## [WORK INSTRUCTIONS]
Search the data for the word "name" and copy every line where it occurs.

* * *

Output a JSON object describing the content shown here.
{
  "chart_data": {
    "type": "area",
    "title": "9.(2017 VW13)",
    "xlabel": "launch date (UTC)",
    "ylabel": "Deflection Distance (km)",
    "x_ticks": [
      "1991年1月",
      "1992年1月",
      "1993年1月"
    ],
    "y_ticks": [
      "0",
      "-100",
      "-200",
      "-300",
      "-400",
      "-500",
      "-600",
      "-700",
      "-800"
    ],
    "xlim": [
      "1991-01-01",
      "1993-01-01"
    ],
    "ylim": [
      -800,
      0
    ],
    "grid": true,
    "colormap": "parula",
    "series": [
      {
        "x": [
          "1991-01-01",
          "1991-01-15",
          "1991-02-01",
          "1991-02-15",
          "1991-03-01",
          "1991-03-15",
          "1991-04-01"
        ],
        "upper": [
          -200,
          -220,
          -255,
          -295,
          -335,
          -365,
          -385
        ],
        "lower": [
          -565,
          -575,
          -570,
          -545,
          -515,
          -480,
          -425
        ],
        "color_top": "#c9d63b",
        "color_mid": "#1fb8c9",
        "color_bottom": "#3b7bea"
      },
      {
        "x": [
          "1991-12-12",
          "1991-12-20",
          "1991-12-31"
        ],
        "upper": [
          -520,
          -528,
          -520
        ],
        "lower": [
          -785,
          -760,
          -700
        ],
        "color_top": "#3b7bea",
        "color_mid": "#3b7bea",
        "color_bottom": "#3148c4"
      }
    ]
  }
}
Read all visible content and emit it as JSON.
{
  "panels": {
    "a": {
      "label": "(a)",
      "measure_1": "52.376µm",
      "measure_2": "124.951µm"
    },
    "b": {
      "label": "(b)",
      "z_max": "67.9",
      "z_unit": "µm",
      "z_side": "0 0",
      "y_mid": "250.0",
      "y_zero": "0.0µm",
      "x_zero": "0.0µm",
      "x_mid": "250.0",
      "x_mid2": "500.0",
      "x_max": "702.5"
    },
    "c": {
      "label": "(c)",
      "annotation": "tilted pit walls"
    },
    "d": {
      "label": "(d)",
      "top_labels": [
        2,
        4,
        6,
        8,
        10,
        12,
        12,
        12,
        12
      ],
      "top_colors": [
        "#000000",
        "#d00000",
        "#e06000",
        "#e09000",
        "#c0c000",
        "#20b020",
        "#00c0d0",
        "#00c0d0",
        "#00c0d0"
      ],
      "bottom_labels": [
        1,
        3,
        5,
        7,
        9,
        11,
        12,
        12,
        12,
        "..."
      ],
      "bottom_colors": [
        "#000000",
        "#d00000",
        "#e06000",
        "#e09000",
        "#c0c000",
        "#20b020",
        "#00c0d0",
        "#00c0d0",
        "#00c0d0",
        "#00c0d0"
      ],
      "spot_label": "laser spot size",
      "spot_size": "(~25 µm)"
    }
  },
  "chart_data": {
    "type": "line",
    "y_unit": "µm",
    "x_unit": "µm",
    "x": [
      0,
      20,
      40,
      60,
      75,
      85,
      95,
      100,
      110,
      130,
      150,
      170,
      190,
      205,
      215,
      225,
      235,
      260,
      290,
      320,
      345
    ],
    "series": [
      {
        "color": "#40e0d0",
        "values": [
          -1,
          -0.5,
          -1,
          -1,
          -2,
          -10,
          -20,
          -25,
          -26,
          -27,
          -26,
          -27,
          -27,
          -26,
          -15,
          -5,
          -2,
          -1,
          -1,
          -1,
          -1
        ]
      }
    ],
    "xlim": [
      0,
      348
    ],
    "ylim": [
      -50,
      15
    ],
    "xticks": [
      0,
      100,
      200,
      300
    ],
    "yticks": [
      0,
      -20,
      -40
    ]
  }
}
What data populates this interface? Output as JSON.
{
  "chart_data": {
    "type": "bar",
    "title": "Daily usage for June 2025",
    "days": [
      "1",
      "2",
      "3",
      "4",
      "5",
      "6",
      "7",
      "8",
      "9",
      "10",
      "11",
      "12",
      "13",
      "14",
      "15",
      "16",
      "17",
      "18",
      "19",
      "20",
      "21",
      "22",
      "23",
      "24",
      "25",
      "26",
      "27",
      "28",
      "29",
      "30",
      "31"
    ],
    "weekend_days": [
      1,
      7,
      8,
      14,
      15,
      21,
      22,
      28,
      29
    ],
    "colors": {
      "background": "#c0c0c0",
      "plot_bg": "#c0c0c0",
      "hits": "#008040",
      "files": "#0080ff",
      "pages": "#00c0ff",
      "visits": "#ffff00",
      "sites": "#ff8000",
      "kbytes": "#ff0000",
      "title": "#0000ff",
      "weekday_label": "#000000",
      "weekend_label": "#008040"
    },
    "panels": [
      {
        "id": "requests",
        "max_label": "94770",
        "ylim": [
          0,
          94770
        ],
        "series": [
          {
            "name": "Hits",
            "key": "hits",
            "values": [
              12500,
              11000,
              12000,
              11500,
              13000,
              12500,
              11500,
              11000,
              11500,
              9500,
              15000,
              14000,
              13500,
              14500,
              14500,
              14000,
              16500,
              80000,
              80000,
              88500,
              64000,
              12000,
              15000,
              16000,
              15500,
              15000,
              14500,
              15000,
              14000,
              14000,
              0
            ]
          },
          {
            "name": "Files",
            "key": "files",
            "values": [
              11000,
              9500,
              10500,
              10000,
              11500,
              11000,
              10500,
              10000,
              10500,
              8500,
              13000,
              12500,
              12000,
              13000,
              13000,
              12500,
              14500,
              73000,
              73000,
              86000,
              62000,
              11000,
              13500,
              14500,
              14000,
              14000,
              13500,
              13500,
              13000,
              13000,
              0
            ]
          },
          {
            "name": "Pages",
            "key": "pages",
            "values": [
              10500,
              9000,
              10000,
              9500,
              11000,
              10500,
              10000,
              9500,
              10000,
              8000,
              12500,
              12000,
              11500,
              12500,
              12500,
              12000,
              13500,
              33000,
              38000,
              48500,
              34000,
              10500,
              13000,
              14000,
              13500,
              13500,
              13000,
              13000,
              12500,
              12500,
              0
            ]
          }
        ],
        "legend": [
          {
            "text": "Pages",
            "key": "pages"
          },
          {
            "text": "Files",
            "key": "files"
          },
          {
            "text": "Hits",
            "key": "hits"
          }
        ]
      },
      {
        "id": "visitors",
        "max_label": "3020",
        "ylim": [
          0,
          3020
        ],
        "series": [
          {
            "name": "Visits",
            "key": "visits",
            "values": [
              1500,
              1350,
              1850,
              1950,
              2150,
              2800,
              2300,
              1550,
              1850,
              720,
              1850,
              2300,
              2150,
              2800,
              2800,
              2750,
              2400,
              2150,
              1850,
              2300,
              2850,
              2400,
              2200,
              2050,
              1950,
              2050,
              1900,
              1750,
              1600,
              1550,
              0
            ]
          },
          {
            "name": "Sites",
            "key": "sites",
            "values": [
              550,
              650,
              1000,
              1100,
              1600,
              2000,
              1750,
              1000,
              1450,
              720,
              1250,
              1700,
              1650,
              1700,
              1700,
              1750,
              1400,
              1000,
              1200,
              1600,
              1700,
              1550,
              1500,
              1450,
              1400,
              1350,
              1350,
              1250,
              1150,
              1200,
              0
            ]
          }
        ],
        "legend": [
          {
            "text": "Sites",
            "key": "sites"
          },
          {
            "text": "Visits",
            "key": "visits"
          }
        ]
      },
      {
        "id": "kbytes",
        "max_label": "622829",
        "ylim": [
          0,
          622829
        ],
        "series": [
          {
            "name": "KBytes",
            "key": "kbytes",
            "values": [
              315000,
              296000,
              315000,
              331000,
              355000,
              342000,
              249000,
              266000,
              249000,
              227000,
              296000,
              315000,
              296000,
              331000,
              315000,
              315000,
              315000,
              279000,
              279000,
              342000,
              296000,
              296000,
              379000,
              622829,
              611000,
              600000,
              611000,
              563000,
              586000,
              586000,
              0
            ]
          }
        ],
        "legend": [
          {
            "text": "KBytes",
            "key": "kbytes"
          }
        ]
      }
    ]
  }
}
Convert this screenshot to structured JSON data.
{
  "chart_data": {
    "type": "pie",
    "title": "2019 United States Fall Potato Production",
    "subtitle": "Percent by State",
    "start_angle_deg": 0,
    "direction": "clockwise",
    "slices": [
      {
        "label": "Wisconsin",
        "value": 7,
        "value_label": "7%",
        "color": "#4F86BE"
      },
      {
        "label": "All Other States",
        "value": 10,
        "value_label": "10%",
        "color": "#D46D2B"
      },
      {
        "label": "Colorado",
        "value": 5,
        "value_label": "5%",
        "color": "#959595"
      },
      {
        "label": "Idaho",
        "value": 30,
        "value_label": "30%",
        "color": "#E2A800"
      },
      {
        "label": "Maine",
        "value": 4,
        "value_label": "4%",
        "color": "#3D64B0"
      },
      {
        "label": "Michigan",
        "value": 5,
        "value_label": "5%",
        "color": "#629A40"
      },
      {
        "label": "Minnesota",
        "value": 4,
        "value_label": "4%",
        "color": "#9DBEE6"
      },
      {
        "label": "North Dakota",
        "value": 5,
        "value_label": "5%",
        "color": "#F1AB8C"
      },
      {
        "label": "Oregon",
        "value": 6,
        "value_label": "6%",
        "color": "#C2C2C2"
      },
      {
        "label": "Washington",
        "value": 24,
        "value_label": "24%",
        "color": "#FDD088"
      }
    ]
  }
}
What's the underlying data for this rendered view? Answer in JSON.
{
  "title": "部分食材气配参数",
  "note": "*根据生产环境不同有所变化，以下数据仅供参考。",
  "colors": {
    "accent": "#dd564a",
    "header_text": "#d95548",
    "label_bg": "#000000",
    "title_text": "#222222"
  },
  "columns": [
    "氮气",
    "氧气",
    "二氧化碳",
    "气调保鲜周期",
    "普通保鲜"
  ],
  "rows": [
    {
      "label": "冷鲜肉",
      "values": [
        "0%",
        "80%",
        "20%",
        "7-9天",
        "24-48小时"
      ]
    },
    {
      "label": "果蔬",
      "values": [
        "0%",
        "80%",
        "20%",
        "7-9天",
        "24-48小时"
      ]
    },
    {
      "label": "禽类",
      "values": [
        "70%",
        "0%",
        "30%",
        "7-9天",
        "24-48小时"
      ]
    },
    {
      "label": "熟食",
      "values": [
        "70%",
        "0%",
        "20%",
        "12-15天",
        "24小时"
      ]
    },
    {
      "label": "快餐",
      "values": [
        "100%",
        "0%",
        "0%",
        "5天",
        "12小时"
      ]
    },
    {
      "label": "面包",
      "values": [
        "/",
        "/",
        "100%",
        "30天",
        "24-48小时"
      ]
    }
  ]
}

* * *

## [ANSWER TO THIS EXERCISE]
            "name": "Hits",
            "name": "Files",
            "name": "Pages",
            "name": "Visits",
            "name": "Sites",
            "name": "KBytes",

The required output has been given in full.